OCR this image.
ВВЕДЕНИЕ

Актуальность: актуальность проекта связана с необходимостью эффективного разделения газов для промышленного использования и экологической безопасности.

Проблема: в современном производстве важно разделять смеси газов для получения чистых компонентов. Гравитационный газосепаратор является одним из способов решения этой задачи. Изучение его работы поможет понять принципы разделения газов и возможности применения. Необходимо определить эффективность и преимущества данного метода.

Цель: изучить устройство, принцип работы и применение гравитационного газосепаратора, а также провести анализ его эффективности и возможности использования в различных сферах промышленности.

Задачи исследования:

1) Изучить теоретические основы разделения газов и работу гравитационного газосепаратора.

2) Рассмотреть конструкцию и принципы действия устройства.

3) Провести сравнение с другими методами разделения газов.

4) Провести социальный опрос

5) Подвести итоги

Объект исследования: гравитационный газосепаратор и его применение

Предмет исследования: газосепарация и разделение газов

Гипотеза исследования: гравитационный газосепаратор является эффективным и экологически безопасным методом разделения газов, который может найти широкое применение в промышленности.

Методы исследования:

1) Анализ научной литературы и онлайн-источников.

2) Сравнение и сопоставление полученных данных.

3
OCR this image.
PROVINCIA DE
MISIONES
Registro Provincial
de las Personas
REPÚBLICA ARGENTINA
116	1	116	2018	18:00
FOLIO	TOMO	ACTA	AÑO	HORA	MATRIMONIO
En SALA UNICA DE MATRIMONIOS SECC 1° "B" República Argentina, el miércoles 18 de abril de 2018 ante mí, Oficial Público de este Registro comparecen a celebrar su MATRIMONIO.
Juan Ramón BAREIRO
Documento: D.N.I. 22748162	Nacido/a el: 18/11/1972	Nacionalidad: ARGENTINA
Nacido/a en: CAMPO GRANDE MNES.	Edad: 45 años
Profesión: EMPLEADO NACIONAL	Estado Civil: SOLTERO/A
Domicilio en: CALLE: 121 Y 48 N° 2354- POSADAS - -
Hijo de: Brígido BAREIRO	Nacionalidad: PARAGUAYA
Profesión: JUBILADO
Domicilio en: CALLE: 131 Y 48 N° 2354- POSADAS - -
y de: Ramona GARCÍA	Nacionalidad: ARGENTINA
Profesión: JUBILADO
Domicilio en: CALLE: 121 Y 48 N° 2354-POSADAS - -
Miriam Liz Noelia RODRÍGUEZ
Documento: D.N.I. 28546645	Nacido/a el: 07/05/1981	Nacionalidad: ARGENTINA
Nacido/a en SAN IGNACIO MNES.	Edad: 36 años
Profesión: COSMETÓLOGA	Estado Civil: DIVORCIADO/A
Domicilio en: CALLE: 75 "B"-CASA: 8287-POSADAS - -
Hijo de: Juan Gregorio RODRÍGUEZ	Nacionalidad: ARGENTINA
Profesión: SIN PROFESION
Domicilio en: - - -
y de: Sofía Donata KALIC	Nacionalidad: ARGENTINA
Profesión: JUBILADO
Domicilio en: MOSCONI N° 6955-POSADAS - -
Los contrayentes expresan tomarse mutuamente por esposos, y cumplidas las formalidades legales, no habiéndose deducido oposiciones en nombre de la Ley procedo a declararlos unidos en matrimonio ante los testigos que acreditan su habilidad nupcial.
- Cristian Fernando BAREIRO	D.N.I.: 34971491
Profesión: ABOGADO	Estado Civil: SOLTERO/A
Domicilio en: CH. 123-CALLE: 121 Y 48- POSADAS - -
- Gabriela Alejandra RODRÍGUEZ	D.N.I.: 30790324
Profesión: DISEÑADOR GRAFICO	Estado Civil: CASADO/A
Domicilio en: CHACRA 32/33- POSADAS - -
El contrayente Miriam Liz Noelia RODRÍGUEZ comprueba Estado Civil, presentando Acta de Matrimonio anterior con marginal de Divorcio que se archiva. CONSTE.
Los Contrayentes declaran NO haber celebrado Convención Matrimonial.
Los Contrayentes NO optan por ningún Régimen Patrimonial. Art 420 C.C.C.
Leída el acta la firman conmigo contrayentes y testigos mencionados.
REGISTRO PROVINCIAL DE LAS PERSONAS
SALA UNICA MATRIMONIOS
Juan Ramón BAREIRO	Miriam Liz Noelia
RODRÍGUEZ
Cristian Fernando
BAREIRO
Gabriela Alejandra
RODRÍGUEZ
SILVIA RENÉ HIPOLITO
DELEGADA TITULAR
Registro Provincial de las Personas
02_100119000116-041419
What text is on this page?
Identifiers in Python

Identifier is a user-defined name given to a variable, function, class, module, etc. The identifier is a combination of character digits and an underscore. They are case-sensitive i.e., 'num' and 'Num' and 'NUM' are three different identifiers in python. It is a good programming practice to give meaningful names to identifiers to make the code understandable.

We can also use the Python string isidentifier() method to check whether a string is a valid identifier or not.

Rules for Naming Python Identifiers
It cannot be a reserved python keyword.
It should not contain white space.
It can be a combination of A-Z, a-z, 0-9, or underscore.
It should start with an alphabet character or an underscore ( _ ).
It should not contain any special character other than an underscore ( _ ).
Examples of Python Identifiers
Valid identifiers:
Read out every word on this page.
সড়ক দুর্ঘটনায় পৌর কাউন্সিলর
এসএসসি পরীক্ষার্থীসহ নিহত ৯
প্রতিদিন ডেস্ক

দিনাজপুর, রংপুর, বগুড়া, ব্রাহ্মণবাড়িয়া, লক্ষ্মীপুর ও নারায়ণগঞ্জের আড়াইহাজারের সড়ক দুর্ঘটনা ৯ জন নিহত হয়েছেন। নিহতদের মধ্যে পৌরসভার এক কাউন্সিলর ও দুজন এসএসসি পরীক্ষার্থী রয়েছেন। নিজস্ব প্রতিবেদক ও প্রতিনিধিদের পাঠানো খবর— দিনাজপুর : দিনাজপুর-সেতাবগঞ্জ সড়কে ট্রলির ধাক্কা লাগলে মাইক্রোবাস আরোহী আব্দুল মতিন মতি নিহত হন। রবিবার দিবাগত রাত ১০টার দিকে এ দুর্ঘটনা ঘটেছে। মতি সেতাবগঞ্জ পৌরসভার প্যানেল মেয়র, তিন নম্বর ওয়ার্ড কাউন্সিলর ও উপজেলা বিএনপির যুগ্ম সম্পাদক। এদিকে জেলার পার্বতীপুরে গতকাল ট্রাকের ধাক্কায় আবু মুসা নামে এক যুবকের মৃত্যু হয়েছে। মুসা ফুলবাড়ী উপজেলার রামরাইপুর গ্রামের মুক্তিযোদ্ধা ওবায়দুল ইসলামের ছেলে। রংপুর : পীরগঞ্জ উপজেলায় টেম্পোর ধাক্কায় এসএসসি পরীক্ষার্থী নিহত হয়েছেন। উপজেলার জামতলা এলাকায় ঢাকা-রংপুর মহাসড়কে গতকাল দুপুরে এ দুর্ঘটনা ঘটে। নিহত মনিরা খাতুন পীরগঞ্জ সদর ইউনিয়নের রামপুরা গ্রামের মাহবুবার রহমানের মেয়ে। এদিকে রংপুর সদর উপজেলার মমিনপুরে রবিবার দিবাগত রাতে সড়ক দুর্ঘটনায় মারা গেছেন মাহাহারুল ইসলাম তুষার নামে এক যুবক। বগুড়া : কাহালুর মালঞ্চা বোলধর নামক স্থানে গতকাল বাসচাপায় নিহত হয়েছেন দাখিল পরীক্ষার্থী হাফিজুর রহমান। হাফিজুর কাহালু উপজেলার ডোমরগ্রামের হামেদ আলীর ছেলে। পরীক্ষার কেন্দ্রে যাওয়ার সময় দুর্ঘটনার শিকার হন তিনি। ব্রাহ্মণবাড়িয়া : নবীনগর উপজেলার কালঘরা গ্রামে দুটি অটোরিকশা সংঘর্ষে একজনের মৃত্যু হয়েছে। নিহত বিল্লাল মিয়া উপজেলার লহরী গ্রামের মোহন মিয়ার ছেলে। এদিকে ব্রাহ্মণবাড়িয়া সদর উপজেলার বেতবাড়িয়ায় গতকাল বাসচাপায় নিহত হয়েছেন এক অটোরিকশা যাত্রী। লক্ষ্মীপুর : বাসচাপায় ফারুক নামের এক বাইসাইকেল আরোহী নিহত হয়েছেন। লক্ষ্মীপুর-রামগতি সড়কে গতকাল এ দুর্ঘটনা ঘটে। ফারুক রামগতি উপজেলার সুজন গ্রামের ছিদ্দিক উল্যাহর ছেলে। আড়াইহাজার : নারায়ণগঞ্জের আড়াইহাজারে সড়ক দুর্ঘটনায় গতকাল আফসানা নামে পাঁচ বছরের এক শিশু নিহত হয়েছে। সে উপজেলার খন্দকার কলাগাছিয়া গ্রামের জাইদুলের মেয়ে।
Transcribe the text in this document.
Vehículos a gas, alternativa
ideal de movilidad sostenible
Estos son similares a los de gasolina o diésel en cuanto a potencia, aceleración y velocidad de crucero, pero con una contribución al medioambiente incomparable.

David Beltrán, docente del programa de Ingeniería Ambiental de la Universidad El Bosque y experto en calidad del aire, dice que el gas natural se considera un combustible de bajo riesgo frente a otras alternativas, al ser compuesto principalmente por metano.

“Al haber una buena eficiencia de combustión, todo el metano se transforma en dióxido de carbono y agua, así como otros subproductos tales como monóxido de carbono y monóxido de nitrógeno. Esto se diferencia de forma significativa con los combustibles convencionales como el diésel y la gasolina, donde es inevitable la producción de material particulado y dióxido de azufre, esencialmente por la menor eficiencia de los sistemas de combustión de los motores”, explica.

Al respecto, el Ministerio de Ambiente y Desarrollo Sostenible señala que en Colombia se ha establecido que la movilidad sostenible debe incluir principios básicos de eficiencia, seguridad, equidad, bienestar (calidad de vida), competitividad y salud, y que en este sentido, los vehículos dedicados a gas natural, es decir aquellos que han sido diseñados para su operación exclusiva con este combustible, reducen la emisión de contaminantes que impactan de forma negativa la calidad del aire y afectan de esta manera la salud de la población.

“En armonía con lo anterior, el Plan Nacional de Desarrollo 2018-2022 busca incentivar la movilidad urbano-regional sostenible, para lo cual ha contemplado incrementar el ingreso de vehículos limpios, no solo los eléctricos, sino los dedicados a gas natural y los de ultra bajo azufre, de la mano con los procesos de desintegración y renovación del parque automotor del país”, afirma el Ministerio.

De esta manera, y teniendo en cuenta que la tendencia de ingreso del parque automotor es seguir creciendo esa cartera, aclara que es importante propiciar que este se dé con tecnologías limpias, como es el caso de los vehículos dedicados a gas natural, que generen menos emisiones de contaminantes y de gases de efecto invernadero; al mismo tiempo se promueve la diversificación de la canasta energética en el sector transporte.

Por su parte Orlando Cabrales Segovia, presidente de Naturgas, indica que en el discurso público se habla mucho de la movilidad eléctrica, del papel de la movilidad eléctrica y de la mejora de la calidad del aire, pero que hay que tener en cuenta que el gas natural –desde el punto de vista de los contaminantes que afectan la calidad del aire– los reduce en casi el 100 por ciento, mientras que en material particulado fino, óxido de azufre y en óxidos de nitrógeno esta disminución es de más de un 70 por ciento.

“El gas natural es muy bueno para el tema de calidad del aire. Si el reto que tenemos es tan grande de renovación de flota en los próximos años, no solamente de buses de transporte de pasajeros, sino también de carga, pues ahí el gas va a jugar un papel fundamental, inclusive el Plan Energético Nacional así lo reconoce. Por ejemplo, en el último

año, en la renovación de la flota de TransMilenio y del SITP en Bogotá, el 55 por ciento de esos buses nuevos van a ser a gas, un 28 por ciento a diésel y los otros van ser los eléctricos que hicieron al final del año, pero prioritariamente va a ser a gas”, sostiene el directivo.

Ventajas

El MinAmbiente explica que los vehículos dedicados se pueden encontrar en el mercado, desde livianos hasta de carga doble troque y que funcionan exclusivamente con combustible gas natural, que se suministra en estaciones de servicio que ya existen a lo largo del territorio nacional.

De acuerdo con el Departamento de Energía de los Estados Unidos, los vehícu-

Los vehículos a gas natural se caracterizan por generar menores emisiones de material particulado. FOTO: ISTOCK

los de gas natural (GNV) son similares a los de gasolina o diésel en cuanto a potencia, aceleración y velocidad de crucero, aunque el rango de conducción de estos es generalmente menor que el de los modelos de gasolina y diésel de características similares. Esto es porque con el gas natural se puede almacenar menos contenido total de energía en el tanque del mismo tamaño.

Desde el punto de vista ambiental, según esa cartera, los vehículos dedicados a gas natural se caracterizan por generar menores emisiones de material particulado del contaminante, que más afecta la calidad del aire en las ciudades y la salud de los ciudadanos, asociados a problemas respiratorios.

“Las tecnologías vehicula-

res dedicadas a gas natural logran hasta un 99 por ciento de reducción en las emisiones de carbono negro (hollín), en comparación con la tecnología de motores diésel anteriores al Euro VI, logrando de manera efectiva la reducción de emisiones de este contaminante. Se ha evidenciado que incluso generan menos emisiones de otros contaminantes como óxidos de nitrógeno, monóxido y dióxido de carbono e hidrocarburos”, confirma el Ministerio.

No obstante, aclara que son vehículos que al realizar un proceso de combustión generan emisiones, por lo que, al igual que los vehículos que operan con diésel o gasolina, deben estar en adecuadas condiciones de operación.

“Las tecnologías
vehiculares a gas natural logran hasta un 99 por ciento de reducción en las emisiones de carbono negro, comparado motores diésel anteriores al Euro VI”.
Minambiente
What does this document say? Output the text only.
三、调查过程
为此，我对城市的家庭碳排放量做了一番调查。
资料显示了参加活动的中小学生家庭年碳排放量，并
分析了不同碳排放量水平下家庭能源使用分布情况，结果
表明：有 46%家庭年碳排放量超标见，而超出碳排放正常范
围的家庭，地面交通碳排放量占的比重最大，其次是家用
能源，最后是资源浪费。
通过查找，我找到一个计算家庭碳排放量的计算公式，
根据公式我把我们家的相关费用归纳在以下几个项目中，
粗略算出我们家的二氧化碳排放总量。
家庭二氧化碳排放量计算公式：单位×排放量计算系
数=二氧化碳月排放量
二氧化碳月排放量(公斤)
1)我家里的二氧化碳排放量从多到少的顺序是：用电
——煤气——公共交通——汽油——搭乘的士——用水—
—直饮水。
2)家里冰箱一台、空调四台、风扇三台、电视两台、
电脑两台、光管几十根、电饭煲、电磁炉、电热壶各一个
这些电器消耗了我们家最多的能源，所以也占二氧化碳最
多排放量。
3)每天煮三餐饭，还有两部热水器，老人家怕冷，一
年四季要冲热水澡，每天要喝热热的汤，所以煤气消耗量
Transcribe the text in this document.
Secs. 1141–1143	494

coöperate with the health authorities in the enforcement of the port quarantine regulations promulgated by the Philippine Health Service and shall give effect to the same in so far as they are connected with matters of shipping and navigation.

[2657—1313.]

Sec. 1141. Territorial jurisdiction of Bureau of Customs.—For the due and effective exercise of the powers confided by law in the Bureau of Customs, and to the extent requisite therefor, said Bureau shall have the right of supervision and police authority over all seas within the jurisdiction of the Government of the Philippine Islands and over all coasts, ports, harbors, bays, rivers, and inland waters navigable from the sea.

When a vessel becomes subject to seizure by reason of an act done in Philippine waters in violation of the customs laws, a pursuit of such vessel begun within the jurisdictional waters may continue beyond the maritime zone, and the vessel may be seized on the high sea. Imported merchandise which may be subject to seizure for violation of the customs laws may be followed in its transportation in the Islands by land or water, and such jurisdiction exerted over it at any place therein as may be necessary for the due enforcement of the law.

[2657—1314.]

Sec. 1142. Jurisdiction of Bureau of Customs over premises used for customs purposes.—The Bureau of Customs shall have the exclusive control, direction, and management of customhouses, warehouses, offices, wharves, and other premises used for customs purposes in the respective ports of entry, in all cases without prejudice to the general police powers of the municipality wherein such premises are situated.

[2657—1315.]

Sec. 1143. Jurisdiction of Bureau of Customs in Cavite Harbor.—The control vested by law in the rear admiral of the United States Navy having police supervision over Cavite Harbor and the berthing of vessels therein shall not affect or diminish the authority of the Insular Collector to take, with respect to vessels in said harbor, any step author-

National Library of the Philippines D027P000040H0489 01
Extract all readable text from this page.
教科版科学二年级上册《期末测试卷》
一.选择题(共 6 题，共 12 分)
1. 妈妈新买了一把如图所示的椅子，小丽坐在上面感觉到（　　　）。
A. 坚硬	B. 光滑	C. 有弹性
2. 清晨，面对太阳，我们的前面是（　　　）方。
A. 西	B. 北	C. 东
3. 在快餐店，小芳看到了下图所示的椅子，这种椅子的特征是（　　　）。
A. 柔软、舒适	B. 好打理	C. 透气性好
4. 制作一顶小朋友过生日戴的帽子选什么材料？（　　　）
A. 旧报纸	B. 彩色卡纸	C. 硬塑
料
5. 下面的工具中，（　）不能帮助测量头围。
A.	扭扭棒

Written problem: Your task is to gather every line with the word "should" and copy it.

Complete response:
It should not contain white space.
It should start with an alphabet character or an underscore ( _ ).
It should not contain any special character other than an underscore ( _ ).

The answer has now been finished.